## SHORT TASK:
Write out the full set of records below exactly.

## DATASET EXTRACT:
start
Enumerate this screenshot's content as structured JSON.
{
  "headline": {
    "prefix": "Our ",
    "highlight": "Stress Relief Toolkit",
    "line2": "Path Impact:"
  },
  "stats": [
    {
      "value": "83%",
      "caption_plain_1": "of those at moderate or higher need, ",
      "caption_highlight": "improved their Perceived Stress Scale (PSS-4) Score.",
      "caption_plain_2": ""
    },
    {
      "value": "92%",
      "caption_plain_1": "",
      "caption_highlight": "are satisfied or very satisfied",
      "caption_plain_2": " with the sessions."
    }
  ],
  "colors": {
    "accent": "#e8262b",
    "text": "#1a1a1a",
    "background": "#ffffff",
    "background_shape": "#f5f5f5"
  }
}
end
## THE RESPONSE:
Enumerate this screenshot's content as structured JSON.
{
  "headline": {
    "prefix": "Our ",
    "highlight": "Stress Relief Toolkit",
    "line2": "Path Impact:"
  },
  "stats": [
    {
      "value": "83%",
      "caption_plain_1": "of those at moderate or higher need, ",
      "caption_highlight": "improved their Perceived Stress Scale (PSS-4) Score.",
      "caption_plain_2": ""
    },
    {
      "value": "92%",
      "caption_plain_1": "",
      "caption_highlight": "are satisfied or very satisfied",
      "caption_plain_2": " with the sessions."
    }
  ],
  "colors": {
    "accent": "#e8262b",
    "text": "#1a1a1a",
    "background": "#ffffff",
    "background_shape": "#f5f5f5"
  }
}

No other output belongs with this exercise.